__Brief__:
In the entries that follow, how many lines contain "подсистемы"? Answer with the number only.

__Dataset excerpts__:
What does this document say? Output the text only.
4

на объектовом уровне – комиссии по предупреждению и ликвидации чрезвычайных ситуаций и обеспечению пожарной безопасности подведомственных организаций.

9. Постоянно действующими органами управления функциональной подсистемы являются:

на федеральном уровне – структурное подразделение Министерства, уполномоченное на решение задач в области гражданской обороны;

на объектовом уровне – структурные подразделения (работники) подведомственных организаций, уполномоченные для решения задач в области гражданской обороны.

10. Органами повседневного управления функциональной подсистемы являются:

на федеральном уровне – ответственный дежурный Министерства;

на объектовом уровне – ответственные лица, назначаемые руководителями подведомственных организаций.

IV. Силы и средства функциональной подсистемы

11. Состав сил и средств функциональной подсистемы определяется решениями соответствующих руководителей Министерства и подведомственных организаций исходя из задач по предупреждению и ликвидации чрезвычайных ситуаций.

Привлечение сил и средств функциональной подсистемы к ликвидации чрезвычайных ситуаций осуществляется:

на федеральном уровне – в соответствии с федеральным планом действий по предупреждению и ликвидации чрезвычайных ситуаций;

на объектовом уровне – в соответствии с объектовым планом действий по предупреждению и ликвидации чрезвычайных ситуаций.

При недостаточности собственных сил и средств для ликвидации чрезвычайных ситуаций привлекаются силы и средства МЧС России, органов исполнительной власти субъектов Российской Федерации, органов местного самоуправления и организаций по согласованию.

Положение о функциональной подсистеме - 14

__The answer__:
5